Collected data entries
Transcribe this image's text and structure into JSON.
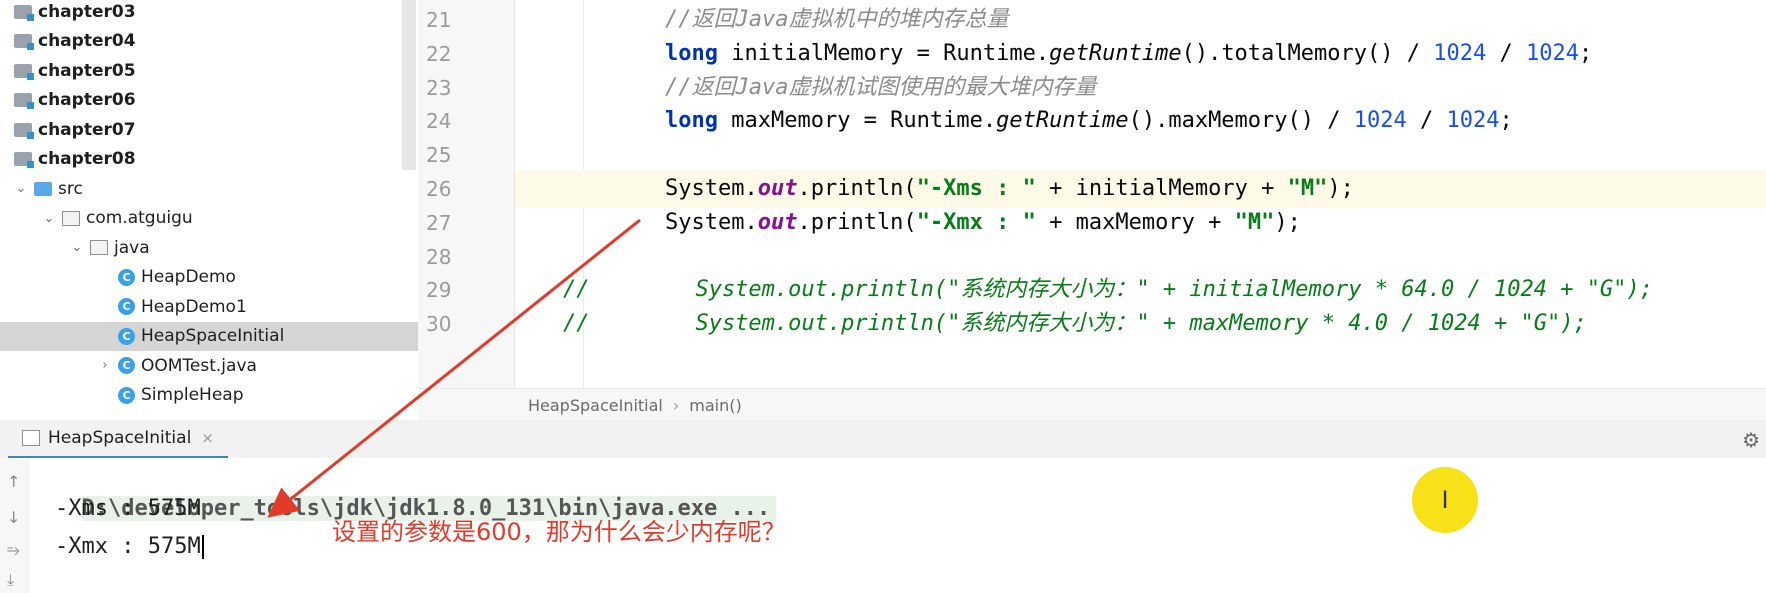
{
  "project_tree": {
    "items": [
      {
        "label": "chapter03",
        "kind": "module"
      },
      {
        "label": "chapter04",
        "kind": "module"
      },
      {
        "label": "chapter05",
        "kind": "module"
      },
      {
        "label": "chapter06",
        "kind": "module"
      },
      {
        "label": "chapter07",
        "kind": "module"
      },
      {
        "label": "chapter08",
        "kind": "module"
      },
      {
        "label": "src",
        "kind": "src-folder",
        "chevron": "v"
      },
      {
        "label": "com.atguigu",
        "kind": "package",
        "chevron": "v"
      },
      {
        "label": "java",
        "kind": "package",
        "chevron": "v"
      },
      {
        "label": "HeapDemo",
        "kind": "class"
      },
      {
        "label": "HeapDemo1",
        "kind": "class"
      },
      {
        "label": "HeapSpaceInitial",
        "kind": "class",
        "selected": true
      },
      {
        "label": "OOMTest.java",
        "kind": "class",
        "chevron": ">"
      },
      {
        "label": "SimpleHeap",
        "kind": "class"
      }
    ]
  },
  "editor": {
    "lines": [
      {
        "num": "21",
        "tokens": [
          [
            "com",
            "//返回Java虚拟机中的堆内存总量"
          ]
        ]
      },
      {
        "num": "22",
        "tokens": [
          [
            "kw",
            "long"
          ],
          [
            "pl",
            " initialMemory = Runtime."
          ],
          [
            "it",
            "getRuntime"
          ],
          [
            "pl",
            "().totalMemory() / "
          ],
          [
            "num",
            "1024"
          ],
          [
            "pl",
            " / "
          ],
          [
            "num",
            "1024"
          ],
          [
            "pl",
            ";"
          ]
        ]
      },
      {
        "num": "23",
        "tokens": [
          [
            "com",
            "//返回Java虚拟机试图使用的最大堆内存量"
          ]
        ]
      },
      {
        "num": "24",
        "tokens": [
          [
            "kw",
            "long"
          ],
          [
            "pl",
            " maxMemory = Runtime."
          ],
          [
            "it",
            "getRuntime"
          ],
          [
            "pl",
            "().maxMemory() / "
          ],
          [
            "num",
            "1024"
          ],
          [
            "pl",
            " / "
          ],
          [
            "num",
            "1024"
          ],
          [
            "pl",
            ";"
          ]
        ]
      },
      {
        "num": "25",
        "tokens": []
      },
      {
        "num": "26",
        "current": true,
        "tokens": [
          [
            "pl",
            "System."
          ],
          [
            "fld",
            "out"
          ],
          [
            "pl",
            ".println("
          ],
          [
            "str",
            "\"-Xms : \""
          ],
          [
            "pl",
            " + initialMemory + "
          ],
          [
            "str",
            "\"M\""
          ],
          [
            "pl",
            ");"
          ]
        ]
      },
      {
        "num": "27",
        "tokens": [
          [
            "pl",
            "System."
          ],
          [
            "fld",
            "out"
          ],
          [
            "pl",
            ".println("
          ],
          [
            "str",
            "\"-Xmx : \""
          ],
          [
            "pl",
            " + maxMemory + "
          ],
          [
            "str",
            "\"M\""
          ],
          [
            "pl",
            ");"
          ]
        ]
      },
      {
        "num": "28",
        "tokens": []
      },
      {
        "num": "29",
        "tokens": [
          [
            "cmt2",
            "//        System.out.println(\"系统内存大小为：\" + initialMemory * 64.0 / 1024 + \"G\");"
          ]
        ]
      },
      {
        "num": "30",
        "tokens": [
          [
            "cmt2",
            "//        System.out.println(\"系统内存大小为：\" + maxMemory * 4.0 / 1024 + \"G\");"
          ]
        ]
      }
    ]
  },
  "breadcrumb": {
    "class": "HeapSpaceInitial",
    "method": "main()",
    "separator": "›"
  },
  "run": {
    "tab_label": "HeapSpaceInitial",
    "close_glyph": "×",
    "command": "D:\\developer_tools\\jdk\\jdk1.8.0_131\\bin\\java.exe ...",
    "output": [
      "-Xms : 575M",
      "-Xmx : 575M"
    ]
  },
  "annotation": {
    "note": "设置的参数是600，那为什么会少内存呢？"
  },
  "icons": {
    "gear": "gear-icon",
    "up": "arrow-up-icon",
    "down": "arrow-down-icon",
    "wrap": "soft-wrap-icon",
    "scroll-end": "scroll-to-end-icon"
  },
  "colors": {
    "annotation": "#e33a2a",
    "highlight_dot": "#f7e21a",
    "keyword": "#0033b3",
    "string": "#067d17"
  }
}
--
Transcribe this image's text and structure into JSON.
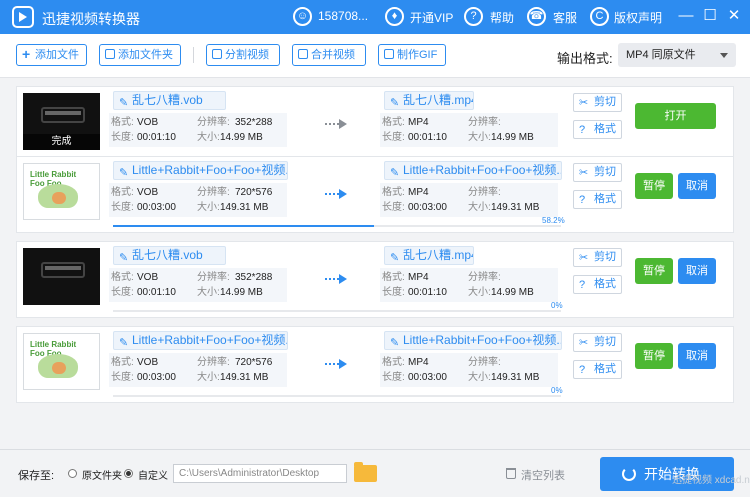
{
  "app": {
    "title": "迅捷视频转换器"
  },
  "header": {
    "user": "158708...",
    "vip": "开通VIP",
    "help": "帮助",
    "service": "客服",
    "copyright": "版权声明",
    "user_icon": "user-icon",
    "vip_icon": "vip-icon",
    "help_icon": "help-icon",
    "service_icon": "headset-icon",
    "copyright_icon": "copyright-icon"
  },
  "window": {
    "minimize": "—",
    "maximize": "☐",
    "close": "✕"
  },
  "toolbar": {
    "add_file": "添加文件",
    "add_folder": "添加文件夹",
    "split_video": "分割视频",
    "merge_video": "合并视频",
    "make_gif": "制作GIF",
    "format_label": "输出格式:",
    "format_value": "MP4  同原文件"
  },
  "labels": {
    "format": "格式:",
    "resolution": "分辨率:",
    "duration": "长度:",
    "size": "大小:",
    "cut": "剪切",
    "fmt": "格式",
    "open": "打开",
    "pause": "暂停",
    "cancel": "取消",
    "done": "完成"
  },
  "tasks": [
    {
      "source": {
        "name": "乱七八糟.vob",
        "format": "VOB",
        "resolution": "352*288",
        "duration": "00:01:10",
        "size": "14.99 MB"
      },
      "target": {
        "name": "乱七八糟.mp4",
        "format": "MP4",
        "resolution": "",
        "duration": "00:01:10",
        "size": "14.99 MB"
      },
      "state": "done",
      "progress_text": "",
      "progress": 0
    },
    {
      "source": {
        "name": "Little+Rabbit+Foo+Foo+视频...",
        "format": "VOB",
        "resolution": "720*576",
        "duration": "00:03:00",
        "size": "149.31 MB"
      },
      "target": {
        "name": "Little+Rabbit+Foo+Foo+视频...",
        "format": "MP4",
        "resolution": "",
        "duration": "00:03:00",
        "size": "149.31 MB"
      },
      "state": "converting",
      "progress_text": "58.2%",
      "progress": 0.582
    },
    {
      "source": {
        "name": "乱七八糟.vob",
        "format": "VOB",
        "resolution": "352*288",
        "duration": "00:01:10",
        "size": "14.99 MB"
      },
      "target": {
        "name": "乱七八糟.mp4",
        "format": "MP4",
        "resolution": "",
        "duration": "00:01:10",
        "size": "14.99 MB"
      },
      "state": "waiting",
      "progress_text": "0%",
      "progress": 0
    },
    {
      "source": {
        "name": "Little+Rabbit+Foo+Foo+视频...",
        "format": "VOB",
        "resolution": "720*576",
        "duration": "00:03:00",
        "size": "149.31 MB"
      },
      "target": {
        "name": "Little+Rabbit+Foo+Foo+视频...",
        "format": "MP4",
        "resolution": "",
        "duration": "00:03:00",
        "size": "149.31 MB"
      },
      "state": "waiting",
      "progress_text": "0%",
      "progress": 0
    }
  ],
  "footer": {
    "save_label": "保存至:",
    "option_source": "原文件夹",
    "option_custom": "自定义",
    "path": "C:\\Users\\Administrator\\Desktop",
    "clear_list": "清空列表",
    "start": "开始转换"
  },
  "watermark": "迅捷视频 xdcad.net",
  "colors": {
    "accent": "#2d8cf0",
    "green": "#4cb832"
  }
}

§ What to do
Go over the entries above and say how many lines hold the string "System", with no other text.

§ Worked solution
4